==== Entries supplied ====

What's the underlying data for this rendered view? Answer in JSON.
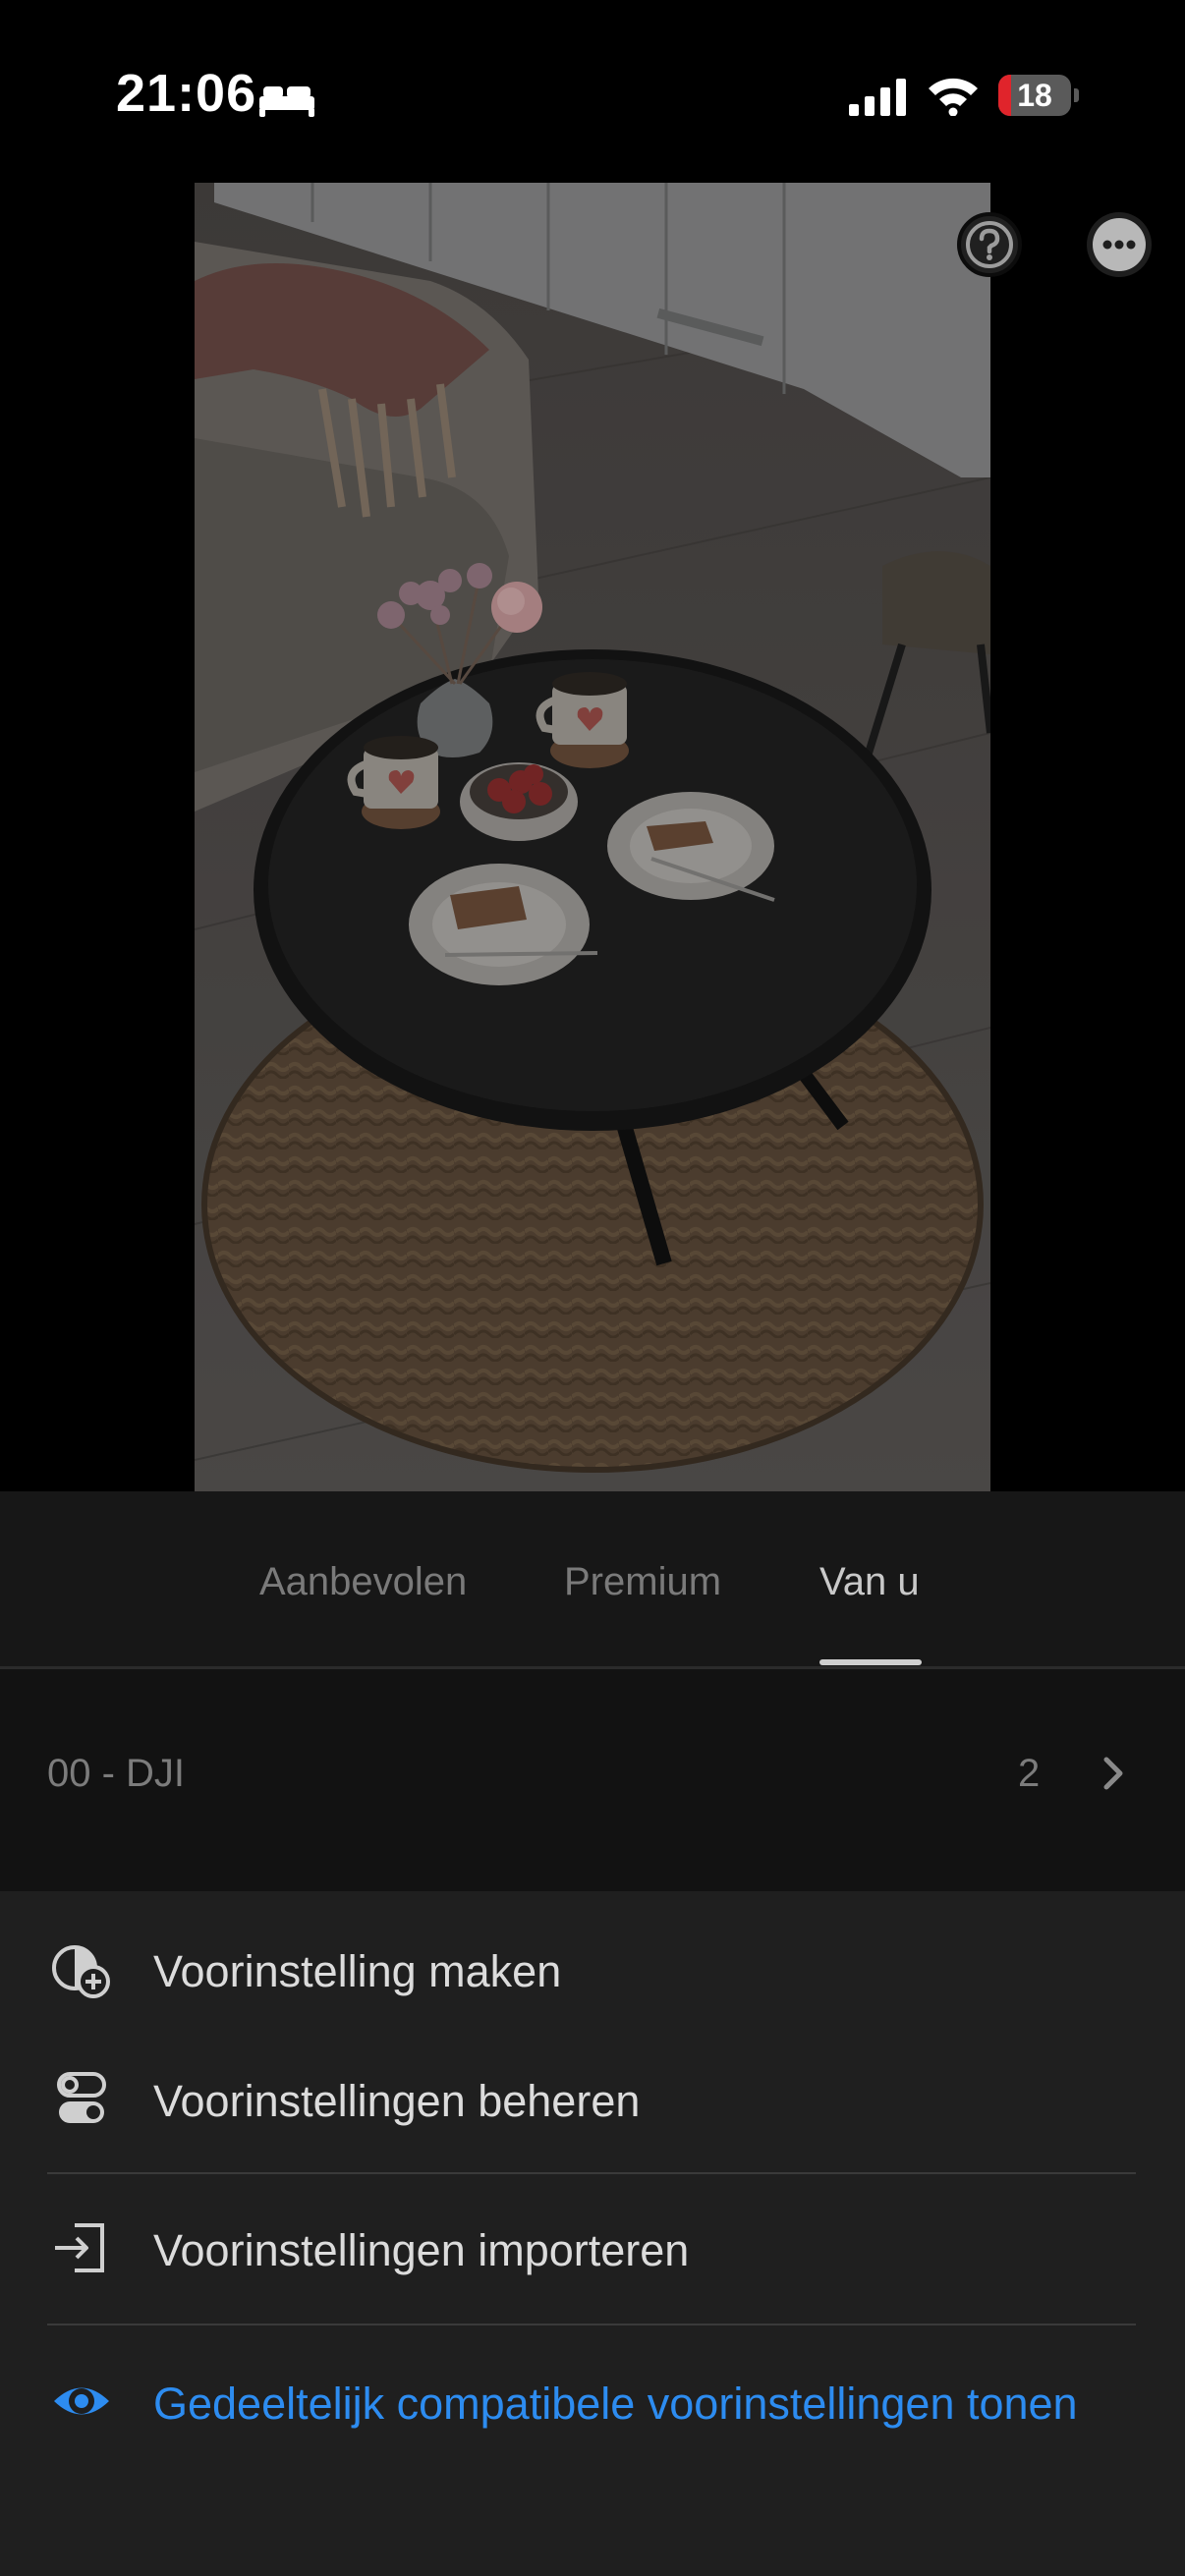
{
  "status_bar": {
    "time": "21:06",
    "battery_level": "18",
    "battery_color": "#e0242b",
    "icons": [
      "bed-icon",
      "cellular-signal-icon",
      "wifi-icon",
      "battery-icon"
    ]
  },
  "photo": {
    "icons": [
      "help-icon",
      "more-icon"
    ]
  },
  "tabs": [
    {
      "label": "Aanbevolen",
      "active": false
    },
    {
      "label": "Premium",
      "active": false
    },
    {
      "label": "Van u",
      "active": true
    }
  ],
  "preset_group": {
    "name": "00 - DJI",
    "count": "2",
    "icon": "chevron-right-icon"
  },
  "menu": {
    "items": [
      {
        "label": "Voorinstelling maken",
        "icon": "create-preset-icon"
      },
      {
        "label": "Voorinstellingen beheren",
        "icon": "manage-presets-icon"
      },
      {
        "label": "Voorinstellingen importeren",
        "icon": "import-icon"
      },
      {
        "label": "Gedeeltelijk compatibele voorinstellingen tonen",
        "icon": "eye-icon",
        "color": "#2d8cf0"
      }
    ]
  }
}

====

**Written task**
Exact duplication of all the records is required; pictures are omitted from the copy.

**Written answer**
What's the underlying data for this rendered view? Answer in JSON.
{
  "status_bar": {
    "time": "21:06",
    "battery_level": "18",
    "battery_color": "#e0242b",
    "icons": [
      "bed-icon",
      "cellular-signal-icon",
      "wifi-icon",
      "battery-icon"
    ]
  },
  "photo": {
    "icons": [
      "help-icon",
      "more-icon"
    ]
  },
  "tabs": [
    {
      "label": "Aanbevolen",
      "active": false
    },
    {
      "label": "Premium",
      "active": false
    },
    {
      "label": "Van u",
      "active": true
    }
  ],
  "preset_group": {
    "name": "00 - DJI",
    "count": "2",
    "icon": "chevron-right-icon"
  },
  "menu": {
    "items": [
      {
        "label": "Voorinstelling maken",
        "icon": "create-preset-icon"
      },
      {
        "label": "Voorinstellingen beheren",
        "icon": "manage-presets-icon"
      },
      {
        "label": "Voorinstellingen importeren",
        "icon": "import-icon"
      },
      {
        "label": "Gedeeltelijk compatibele voorinstellingen tonen",
        "icon": "eye-icon",
        "color": "#2d8cf0"
      }
    ]
  }
}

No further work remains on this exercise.